WORK INSTRUCTIONS: Records follow. Pull out every line that contains "valid".

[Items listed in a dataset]
§

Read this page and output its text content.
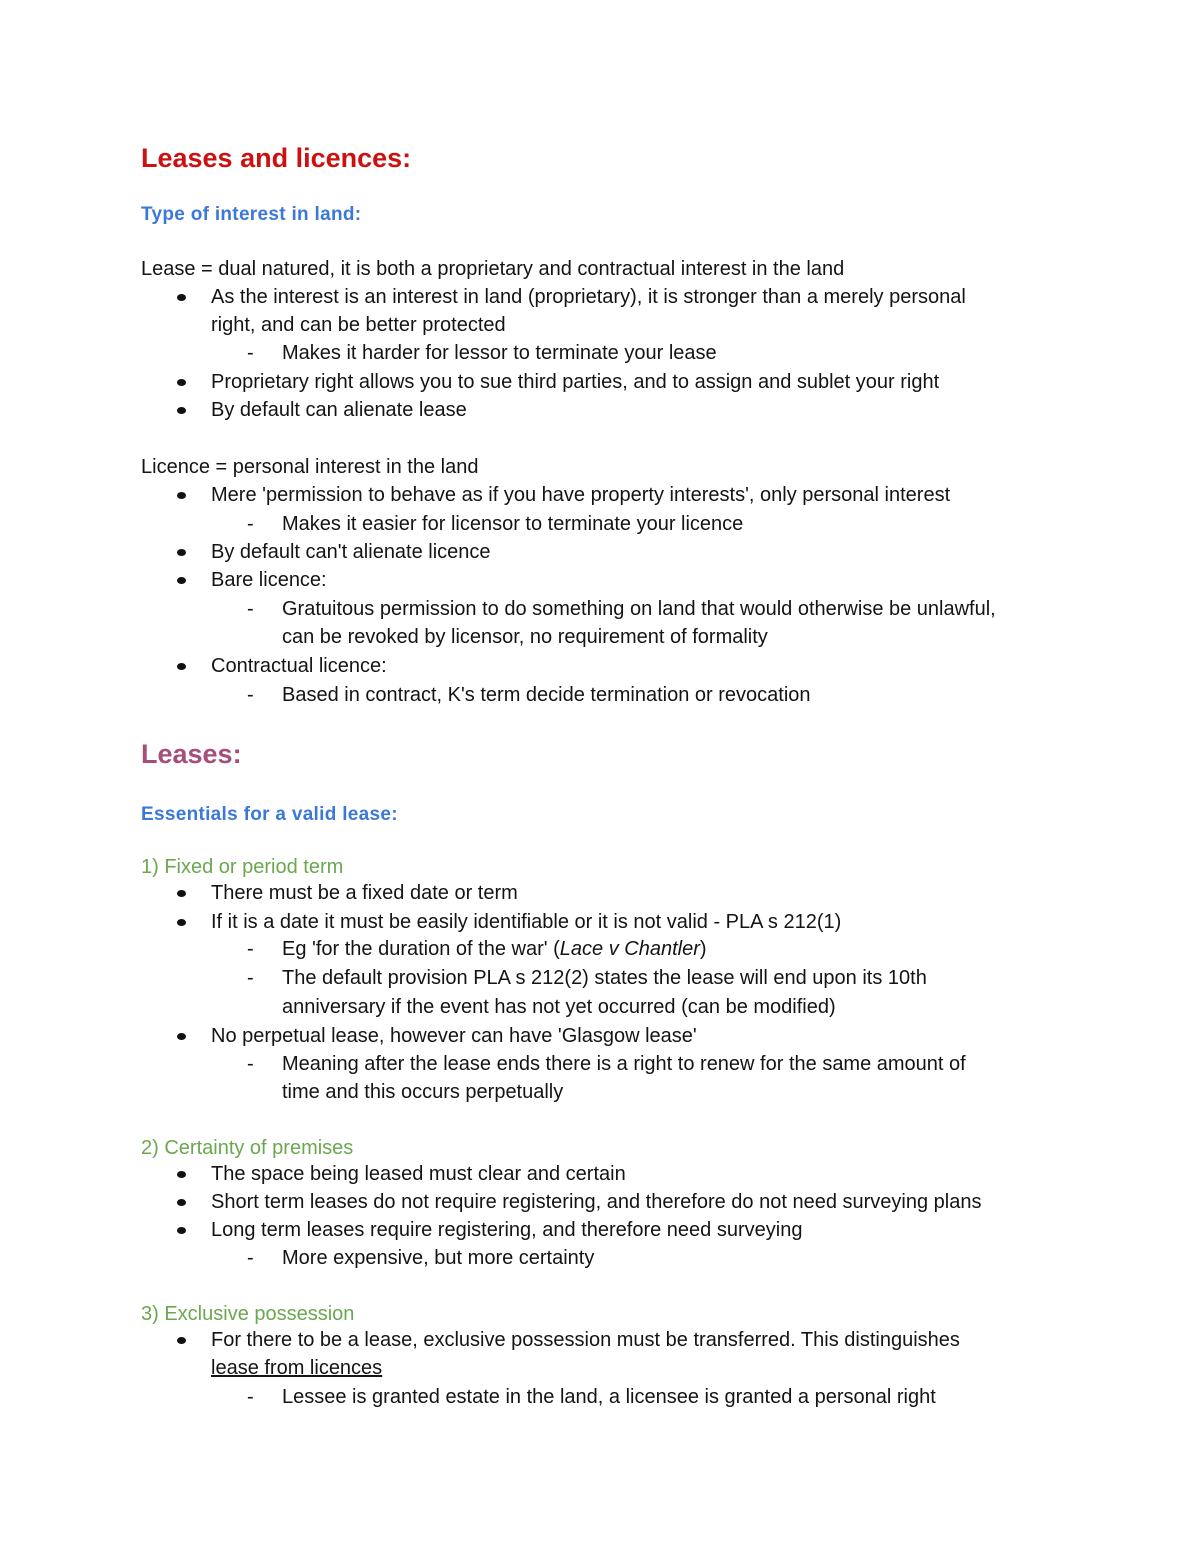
Leases and licences:
Type of interest in land:
Lease = dual natured, it is both a proprietary and contractual interest in the land
As the interest is an interest in land (proprietary), it is stronger than a merely personal
right, and can be better protected
- Makes it harder for lessor to terminate your lease
Proprietary right allows you to sue third parties, and to assign and sublet your right
By default can alienate lease
Licence = personal interest in the land
Mere 'permission to behave as if you have property interests', only personal interest
- Makes it easier for licensor to terminate your licence
By default can't alienate licence
Bare licence:
- Gratuitous permission to do something on land that would otherwise be unlawful,
can be revoked by licensor, no requirement of formality
Contractual licence:
- Based in contract, K's term decide termination or revocation
Leases:
Essentials for a valid lease:
1) Fixed or period term
There must be a fixed date or term
If it is a date it must be easily identifiable or it is not valid - PLA s 212(1)
- Eg 'for the duration of the war' (Lace v Chantler)
- The default provision PLA s 212(2) states the lease will end upon its 10th
anniversary if the event has not yet occurred (can be modified)
No perpetual lease, however can have 'Glasgow lease'
- Meaning after the lease ends there is a right to renew for the same amount of
time and this occurs perpetually
2) Certainty of premises
The space being leased must clear and certain
Short term leases do not require registering, and therefore do not need surveying plans
Long term leases require registering, and therefore need surveying
- More expensive, but more certainty
3) Exclusive possession
For there to be a lease, exclusive possession must be transferred. This distinguishes
lease from licences
- Lessee is granted estate in the land, a licensee is granted a personal right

§

WRITTEN REPLY:
Essentials for a valid lease:
If it is a date it must be easily identifiable or it is not valid - PLA s 212(1)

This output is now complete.